What the task asks:
Check every line for the word "Existing" and state how many lines have it. Reply with the number alone.
- - -
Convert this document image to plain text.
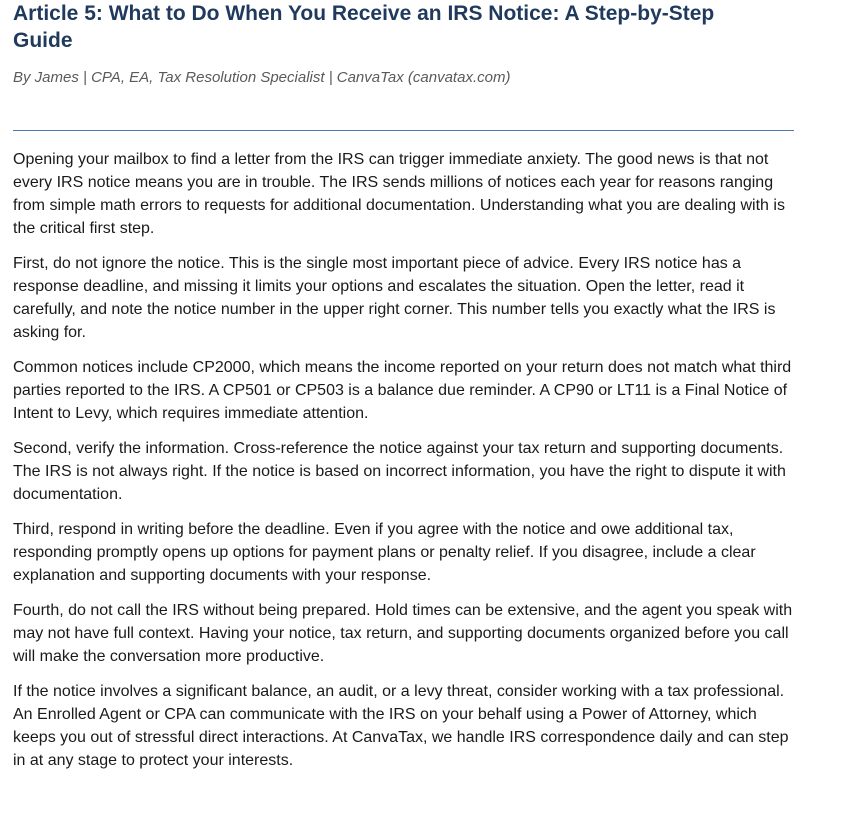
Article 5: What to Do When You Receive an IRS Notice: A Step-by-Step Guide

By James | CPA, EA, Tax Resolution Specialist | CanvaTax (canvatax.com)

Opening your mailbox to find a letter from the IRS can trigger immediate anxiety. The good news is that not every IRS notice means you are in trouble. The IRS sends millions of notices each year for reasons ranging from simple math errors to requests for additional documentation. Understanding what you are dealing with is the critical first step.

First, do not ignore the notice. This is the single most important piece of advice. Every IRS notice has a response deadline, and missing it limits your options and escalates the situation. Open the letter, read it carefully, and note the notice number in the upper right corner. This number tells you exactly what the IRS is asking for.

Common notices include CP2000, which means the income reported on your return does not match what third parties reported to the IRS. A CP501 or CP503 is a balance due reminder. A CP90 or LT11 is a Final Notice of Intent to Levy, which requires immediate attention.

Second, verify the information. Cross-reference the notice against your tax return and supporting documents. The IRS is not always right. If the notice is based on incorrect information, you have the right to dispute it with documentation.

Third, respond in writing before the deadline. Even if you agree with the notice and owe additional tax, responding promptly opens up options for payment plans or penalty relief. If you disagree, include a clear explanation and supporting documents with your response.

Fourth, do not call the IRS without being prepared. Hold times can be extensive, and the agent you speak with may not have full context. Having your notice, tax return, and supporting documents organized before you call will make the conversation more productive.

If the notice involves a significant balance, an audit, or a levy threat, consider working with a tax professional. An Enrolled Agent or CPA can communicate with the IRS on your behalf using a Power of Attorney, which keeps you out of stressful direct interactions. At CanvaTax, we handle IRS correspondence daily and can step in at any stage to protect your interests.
- - -
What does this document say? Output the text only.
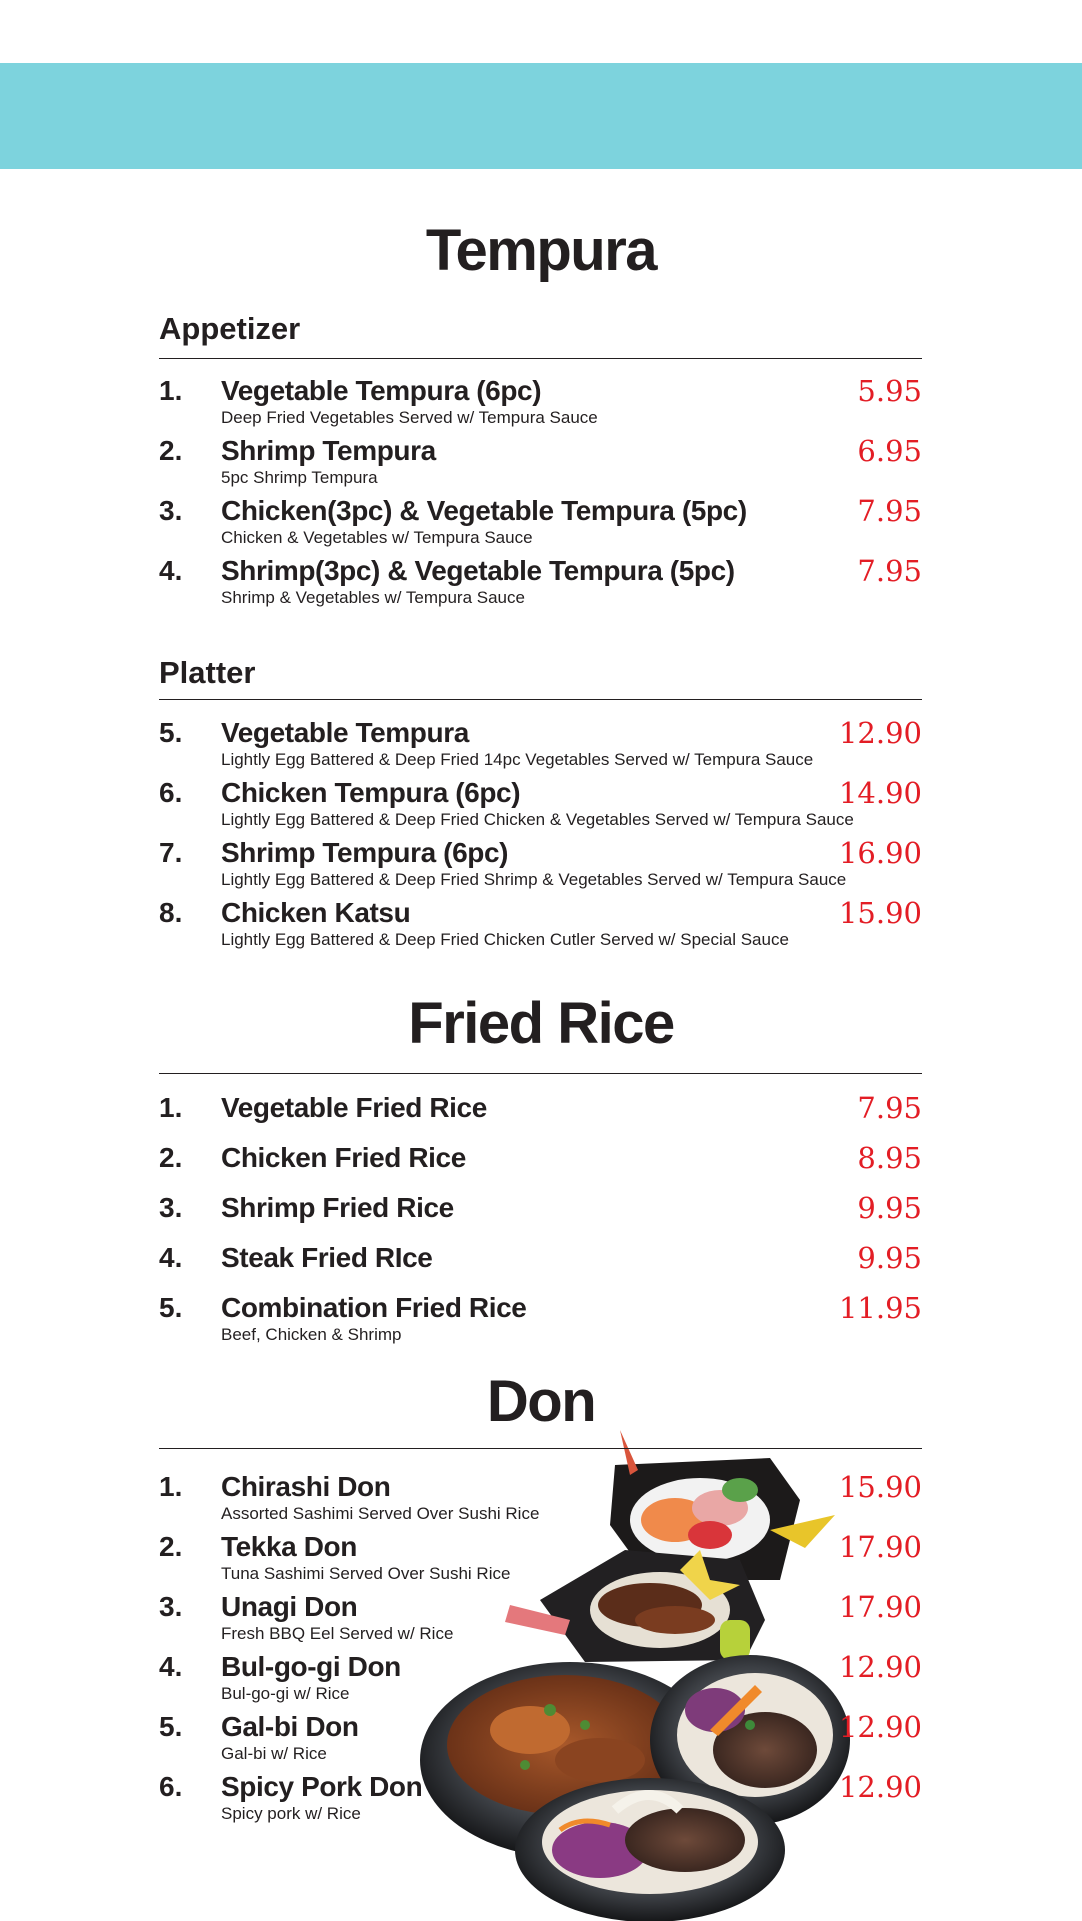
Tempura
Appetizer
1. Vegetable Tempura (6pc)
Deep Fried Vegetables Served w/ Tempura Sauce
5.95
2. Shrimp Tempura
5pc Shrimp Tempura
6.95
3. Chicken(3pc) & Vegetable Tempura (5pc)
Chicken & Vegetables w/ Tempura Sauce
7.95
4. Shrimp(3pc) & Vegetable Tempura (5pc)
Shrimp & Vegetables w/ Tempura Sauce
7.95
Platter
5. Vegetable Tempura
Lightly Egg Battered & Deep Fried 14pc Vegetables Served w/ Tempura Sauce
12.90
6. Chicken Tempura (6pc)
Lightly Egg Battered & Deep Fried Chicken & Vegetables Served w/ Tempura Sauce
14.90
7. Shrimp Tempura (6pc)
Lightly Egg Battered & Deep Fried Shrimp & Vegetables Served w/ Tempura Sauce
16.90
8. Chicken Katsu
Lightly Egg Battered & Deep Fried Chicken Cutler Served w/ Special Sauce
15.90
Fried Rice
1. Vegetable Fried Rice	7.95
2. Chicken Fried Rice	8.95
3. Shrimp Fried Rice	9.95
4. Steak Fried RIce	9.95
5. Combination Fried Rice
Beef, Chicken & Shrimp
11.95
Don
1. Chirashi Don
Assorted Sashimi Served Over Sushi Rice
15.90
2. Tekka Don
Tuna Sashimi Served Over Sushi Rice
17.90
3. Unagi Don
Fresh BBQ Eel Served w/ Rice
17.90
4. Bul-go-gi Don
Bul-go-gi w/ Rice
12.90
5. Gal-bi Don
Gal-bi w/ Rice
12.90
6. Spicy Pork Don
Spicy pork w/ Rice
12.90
- - -
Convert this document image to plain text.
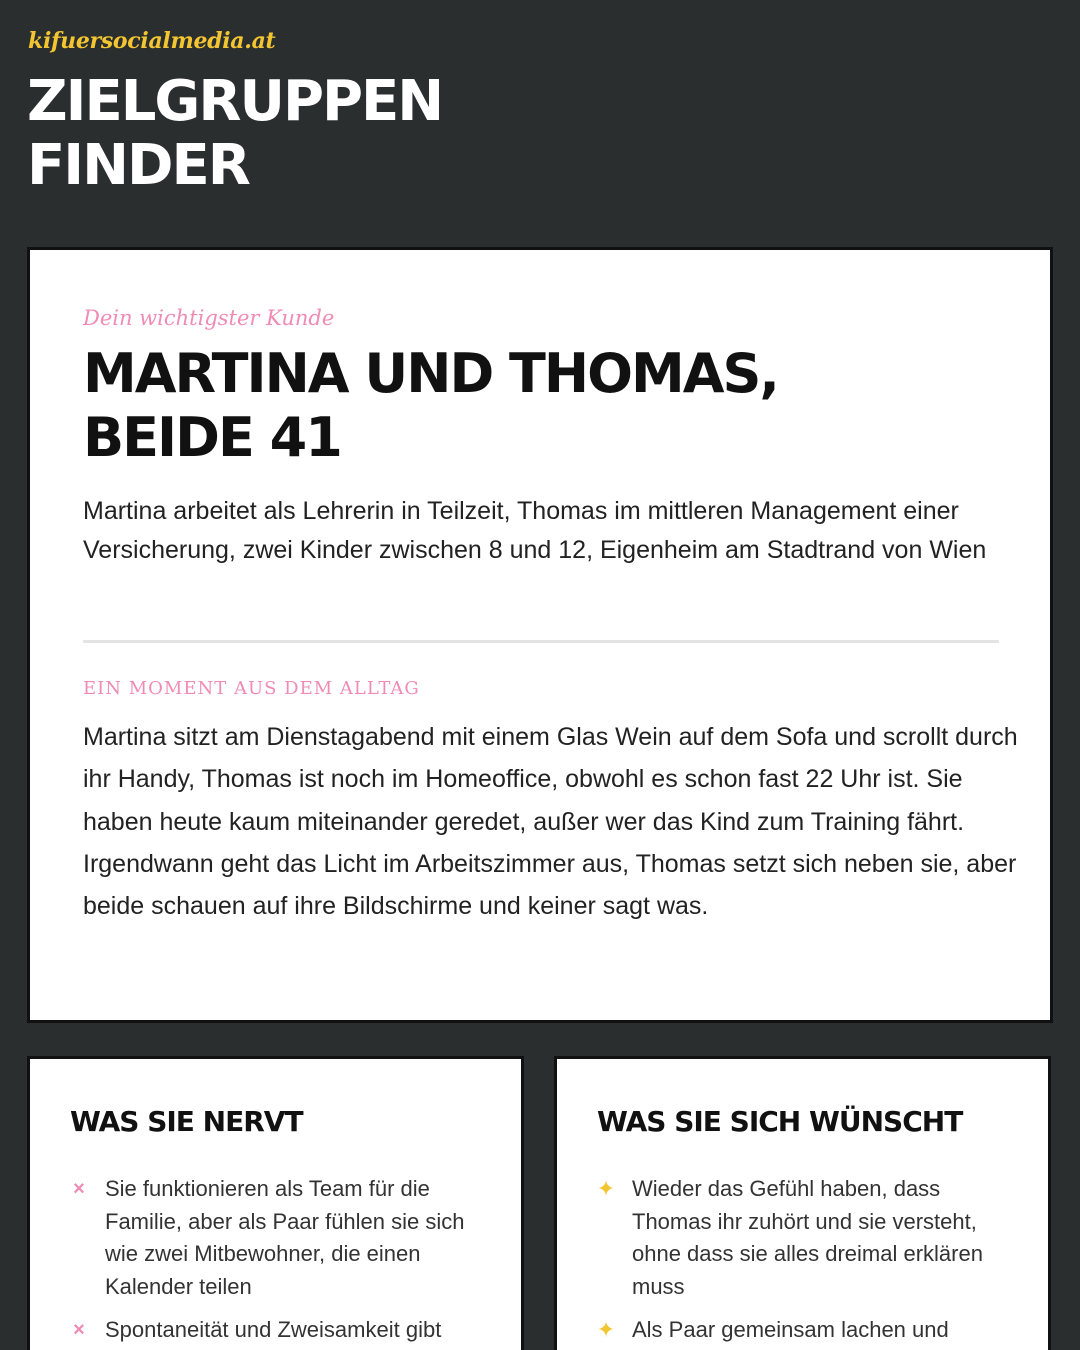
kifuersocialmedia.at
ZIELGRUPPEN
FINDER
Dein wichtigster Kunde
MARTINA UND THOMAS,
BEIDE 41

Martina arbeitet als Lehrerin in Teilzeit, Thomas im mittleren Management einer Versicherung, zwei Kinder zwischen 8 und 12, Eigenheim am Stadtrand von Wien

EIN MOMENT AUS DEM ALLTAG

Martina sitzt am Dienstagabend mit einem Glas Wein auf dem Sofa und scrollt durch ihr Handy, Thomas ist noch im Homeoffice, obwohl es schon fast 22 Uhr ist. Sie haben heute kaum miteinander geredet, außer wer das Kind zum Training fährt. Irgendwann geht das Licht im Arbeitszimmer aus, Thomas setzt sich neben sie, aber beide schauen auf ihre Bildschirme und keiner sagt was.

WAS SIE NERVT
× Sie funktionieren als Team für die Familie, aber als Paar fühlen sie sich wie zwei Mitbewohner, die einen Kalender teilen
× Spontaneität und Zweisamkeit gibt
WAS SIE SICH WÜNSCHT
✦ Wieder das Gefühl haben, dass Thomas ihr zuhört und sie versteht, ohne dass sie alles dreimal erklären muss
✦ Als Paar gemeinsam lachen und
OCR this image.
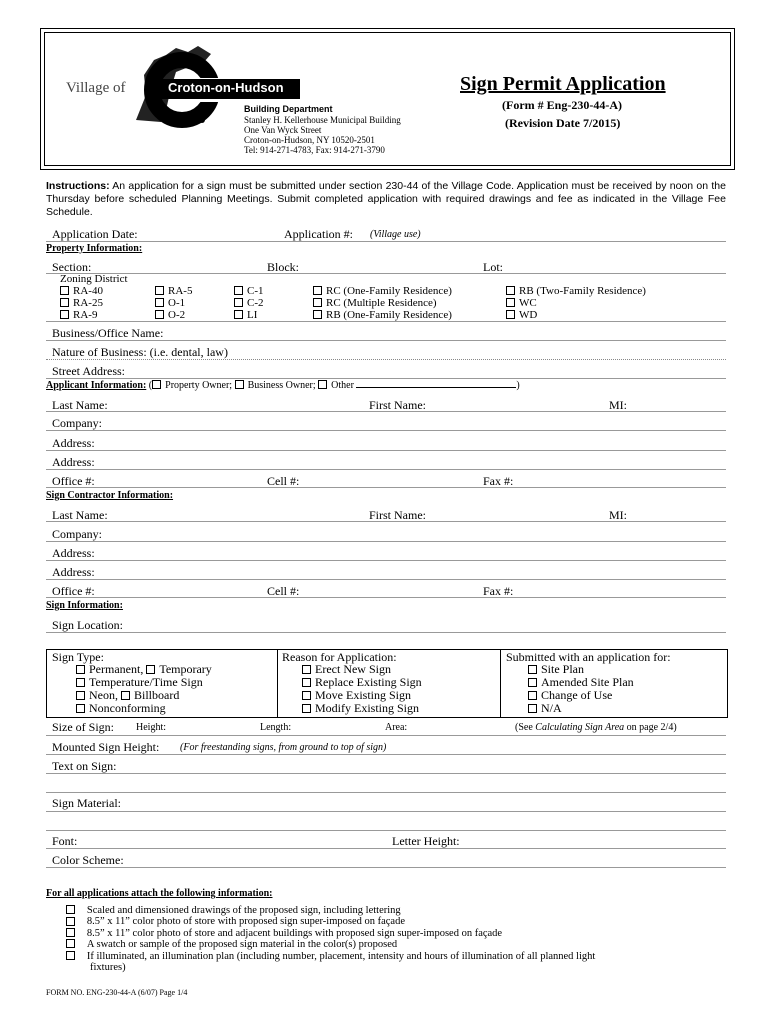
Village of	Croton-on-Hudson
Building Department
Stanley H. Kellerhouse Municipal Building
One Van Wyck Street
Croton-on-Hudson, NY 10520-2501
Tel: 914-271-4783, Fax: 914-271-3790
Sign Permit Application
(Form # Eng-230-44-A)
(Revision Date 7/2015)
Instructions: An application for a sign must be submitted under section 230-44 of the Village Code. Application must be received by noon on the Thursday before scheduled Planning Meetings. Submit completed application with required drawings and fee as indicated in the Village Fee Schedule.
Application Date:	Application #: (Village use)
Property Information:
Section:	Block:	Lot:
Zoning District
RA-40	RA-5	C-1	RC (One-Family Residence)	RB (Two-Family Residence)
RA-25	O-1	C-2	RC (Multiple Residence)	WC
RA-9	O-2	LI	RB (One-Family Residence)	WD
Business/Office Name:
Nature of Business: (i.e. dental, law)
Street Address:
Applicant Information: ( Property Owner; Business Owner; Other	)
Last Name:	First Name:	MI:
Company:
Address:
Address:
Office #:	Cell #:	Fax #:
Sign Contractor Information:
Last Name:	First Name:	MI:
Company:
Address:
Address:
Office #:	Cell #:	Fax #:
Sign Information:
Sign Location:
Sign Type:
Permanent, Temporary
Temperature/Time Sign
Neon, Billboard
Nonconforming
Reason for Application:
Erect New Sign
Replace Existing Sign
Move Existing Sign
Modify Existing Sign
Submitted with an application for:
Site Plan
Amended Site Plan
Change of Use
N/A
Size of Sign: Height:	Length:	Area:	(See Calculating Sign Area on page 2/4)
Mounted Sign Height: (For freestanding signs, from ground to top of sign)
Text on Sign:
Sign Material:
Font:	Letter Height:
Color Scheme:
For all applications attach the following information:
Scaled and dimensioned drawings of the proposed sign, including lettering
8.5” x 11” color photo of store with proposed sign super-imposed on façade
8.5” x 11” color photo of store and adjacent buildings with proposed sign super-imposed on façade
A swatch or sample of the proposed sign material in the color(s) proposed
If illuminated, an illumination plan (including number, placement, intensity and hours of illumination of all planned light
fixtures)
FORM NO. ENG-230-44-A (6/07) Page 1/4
- - -
Solution below:
3